◆ **INFORMATION PROVIDED**
_ _ _ _ _

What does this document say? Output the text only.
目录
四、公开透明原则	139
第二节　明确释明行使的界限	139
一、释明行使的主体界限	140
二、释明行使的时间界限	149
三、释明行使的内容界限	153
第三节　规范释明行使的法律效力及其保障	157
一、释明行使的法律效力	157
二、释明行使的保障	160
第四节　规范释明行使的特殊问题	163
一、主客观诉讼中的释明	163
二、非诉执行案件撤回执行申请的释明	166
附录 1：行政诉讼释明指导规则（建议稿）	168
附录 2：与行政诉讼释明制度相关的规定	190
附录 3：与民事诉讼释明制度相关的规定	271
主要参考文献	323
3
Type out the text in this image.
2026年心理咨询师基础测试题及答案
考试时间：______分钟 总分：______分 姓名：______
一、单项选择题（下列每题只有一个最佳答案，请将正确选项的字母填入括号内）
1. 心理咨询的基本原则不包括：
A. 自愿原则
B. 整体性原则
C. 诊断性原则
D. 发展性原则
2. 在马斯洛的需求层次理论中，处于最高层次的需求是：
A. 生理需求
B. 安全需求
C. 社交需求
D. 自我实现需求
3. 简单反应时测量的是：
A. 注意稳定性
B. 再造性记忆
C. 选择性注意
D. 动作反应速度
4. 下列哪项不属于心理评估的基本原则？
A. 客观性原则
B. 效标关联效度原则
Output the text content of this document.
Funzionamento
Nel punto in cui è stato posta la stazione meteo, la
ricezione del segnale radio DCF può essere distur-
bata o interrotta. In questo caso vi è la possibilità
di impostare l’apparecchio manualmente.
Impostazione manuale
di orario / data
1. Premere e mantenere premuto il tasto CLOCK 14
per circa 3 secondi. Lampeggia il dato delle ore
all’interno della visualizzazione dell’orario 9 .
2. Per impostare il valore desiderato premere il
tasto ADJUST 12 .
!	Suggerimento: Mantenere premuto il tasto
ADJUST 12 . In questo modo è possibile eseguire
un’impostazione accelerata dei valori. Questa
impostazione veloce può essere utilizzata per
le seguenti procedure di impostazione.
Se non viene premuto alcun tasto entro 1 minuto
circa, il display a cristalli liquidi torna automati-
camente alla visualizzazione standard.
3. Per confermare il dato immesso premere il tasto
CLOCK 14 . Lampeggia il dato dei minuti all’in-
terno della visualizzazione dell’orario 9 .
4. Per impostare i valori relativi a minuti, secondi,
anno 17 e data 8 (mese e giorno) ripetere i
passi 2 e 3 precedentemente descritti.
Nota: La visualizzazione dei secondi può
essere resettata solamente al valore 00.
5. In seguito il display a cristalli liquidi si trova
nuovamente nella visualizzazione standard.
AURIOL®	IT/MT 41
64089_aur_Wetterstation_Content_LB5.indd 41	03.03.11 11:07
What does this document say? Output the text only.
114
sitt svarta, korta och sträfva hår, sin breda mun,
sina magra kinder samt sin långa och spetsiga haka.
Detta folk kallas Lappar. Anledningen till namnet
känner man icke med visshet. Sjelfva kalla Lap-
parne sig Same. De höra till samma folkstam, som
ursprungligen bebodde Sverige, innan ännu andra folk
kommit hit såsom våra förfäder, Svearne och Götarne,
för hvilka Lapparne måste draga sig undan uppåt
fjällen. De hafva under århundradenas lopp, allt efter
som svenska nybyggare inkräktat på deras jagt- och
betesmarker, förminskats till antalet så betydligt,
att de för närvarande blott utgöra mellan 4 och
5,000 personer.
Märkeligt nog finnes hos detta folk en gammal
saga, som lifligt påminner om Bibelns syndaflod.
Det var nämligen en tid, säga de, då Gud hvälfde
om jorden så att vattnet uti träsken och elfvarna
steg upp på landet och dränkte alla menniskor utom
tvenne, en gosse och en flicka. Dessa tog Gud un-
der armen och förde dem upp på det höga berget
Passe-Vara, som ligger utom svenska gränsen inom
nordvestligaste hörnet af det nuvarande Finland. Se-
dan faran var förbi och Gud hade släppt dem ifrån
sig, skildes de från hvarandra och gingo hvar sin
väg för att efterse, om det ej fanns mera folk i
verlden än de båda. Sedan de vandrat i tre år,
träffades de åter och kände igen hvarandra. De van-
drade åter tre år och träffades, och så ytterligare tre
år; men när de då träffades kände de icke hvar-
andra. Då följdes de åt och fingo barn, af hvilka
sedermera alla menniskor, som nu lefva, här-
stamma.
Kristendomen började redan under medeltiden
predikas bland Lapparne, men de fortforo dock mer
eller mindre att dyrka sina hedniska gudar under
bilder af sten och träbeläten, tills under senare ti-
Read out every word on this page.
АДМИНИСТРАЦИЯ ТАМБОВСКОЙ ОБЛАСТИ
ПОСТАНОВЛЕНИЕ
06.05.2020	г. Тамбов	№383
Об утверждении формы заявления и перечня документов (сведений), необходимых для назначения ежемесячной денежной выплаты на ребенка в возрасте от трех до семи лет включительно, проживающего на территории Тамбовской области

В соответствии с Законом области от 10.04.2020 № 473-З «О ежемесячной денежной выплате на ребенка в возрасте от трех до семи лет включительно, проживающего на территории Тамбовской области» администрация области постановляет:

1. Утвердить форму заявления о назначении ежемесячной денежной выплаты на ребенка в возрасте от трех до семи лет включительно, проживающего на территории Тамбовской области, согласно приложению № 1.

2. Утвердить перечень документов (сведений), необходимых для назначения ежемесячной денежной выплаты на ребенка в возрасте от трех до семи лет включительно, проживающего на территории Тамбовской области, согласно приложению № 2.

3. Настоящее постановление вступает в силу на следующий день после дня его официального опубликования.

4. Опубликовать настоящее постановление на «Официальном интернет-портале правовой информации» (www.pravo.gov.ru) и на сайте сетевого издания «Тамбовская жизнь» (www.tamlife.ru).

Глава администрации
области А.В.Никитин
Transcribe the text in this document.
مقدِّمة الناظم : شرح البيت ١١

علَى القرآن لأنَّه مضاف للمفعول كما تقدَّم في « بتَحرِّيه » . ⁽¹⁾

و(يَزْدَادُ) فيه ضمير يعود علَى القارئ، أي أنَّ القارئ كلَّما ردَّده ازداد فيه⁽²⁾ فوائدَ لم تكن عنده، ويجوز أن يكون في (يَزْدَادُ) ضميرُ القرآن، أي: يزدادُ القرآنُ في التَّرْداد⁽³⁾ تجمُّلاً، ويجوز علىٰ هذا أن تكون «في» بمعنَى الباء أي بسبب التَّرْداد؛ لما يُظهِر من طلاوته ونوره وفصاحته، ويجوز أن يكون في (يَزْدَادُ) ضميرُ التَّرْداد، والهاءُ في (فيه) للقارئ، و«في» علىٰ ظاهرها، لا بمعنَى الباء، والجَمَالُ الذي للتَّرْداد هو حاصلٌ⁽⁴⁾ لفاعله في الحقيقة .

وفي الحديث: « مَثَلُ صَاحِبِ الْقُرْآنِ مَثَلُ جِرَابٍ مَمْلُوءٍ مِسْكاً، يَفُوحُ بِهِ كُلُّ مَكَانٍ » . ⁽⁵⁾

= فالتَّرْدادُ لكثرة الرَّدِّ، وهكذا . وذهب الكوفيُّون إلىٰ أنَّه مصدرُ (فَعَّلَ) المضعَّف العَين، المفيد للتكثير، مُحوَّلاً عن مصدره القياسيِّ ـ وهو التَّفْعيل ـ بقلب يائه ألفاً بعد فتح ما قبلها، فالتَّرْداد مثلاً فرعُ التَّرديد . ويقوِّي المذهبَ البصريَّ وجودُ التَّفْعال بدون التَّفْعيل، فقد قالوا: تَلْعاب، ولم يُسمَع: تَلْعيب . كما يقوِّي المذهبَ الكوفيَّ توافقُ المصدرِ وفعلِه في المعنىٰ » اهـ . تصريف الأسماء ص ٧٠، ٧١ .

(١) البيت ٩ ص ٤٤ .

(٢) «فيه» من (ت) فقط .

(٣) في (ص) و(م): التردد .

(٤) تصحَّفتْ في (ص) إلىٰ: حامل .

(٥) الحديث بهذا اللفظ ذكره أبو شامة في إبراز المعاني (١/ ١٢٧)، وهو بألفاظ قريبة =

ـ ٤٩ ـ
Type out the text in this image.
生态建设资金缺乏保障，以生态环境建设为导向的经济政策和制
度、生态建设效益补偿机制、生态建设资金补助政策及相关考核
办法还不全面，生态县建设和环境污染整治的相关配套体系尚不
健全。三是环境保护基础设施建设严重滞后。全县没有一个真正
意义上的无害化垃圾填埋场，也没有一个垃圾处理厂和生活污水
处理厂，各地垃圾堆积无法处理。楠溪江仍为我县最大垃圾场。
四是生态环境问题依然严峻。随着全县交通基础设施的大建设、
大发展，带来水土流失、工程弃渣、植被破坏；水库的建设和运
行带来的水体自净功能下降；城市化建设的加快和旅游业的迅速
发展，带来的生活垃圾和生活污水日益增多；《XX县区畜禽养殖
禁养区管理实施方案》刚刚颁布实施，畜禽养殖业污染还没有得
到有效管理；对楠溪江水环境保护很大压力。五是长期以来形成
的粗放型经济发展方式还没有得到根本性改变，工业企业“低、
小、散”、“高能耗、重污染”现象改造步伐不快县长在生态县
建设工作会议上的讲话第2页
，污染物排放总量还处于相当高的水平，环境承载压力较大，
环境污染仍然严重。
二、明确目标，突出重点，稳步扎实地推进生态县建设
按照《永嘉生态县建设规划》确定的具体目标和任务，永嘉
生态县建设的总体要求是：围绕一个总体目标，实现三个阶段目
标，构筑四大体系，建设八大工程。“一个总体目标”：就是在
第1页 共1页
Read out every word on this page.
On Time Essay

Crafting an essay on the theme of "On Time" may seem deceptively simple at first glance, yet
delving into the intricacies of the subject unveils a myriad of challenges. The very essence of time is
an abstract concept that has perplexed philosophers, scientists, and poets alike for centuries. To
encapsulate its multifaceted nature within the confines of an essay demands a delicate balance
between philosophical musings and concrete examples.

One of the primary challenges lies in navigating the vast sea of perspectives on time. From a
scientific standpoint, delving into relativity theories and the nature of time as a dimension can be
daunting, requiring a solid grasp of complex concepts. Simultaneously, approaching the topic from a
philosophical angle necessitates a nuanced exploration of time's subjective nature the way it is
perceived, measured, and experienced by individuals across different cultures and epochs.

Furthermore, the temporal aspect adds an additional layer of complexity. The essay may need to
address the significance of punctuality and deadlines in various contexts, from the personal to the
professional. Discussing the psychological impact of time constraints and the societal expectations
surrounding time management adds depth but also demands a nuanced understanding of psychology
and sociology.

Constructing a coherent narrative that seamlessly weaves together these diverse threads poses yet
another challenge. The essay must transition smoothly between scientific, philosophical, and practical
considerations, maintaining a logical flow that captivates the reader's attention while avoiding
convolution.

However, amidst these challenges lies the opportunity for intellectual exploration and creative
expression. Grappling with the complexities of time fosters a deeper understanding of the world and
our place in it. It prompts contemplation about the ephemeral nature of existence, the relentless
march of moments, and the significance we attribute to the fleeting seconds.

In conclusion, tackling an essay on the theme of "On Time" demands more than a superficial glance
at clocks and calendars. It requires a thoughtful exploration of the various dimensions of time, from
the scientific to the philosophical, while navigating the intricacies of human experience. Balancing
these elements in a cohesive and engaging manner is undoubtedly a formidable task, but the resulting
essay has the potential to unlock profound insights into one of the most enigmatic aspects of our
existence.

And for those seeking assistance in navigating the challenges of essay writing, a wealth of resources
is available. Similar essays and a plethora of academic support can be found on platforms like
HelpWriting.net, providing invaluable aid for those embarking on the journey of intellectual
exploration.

_ _ _ _ _

◆ **AIM OF THE TASK**
Give the count of lines in the records that contain "navigating", and no other text.

◆ **RIGHT ANSWER**
3